§ What the task asks: Locate the lines that hold the string "Temperature". Copy every such line.

# # # #

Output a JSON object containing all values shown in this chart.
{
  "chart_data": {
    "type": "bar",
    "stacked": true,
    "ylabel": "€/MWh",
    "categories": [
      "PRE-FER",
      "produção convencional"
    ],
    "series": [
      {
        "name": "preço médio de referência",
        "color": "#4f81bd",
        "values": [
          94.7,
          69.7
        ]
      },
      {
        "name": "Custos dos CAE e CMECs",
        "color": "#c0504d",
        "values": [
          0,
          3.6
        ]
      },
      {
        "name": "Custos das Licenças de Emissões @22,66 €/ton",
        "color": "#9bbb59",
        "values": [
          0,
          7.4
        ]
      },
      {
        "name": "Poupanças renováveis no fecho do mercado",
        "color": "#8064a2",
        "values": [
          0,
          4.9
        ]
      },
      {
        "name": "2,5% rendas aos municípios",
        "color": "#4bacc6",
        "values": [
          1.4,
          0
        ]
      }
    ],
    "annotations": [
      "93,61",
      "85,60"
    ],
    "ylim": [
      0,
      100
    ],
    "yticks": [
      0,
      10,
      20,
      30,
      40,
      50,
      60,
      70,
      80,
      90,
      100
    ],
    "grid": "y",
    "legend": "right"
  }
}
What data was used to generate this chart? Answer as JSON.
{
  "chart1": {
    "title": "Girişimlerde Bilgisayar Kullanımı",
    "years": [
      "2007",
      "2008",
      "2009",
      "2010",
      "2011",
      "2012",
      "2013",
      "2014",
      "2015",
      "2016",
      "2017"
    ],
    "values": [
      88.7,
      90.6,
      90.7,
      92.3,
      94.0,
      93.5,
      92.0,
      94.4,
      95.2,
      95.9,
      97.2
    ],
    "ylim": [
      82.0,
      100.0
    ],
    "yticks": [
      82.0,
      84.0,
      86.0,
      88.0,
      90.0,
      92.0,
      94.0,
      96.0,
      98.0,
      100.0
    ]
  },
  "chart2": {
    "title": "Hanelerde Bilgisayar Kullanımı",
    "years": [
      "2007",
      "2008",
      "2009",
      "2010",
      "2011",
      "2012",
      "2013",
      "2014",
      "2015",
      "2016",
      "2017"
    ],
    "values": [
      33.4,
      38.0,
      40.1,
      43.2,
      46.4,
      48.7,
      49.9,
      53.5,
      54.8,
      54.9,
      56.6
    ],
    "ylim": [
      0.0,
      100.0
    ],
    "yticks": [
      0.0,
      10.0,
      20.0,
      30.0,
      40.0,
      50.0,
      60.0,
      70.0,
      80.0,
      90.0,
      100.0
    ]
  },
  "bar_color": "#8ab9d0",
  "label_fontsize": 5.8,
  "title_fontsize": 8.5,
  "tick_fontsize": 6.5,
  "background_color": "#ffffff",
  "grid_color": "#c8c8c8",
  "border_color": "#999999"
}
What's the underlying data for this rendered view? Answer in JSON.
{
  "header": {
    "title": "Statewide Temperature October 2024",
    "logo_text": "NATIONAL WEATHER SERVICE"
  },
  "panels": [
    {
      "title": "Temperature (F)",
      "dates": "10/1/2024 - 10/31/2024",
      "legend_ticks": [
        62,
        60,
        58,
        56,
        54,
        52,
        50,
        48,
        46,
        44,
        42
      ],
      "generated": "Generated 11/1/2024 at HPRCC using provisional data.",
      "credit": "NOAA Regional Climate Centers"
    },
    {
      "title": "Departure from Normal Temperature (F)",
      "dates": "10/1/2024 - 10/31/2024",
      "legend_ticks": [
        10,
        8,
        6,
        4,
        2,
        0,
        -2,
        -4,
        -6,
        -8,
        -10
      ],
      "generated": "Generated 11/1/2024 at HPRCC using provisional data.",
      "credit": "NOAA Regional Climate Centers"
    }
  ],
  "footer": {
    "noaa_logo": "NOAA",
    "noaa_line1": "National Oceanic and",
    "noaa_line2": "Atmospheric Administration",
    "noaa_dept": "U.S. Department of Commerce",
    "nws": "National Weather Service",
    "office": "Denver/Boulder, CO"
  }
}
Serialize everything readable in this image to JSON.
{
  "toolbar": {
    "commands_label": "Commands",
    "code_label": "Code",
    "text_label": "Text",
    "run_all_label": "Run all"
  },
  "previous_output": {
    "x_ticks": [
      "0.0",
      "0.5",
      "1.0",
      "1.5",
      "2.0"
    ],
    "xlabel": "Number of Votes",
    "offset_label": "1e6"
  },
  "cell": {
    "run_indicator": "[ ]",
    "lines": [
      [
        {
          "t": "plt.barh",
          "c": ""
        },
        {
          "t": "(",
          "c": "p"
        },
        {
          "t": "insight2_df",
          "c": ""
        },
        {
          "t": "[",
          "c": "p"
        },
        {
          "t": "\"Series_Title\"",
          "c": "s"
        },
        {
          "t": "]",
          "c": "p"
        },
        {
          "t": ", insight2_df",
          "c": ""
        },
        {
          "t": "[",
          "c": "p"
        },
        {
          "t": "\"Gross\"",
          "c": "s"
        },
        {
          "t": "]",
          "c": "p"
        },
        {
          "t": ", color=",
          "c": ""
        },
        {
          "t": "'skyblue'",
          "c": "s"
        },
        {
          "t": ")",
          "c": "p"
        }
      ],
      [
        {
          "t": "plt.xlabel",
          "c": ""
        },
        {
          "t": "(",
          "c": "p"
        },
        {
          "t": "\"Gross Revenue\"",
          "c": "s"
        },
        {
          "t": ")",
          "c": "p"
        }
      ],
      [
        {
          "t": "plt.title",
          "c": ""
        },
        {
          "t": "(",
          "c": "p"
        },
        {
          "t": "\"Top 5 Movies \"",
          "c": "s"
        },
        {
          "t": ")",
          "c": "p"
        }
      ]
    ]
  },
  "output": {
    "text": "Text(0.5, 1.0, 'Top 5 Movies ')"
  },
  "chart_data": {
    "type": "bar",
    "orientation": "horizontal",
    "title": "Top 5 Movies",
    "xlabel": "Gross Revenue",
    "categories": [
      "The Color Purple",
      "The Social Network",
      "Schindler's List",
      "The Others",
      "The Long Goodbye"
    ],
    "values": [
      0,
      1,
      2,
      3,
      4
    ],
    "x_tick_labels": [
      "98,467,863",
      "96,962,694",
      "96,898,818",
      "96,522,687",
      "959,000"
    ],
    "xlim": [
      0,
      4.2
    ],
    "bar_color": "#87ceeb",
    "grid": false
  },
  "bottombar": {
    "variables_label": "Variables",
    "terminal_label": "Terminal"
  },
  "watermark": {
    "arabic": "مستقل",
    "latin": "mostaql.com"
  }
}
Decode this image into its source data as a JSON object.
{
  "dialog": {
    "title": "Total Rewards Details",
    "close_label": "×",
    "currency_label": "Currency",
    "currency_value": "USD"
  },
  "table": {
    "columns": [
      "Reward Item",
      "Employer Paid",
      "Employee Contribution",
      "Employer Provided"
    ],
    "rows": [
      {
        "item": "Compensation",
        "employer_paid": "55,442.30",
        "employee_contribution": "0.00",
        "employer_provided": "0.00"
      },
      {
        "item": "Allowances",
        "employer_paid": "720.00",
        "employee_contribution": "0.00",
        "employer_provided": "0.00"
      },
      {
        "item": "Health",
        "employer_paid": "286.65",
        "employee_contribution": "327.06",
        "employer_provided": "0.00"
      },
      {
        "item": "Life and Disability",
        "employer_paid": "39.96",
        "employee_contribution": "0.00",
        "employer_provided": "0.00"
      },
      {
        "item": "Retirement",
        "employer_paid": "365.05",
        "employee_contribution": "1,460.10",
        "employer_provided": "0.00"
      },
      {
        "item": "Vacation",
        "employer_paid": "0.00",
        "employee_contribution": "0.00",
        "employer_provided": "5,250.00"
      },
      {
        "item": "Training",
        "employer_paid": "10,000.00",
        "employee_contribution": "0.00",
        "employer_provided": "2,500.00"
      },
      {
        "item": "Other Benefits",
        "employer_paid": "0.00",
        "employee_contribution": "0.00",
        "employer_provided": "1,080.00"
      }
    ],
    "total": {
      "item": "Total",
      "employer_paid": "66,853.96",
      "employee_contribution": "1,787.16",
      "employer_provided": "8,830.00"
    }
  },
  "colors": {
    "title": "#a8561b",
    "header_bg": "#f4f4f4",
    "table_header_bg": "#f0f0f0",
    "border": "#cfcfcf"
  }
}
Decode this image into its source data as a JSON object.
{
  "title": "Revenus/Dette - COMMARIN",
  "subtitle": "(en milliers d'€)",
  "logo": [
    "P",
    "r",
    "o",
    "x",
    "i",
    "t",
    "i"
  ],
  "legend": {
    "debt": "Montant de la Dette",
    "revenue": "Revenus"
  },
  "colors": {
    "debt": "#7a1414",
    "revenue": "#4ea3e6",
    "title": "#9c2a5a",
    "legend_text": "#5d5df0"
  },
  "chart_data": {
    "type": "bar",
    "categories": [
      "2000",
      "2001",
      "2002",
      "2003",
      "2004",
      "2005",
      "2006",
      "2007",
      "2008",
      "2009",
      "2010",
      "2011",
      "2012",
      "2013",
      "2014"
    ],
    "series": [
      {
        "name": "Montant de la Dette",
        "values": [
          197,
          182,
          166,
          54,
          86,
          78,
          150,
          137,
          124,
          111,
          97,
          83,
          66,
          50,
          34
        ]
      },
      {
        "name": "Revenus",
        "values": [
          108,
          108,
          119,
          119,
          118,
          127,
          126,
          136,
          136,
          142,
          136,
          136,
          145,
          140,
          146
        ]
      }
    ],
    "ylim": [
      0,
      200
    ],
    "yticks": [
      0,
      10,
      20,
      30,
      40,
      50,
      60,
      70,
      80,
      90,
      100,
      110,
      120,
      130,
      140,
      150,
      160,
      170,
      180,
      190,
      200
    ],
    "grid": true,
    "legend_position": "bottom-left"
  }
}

# # # #

§ Result of this exercise:
    "title": "Statewide Temperature October 2024",
      "title": "Temperature (F)",
      "title": "Departure from Normal Temperature (F)",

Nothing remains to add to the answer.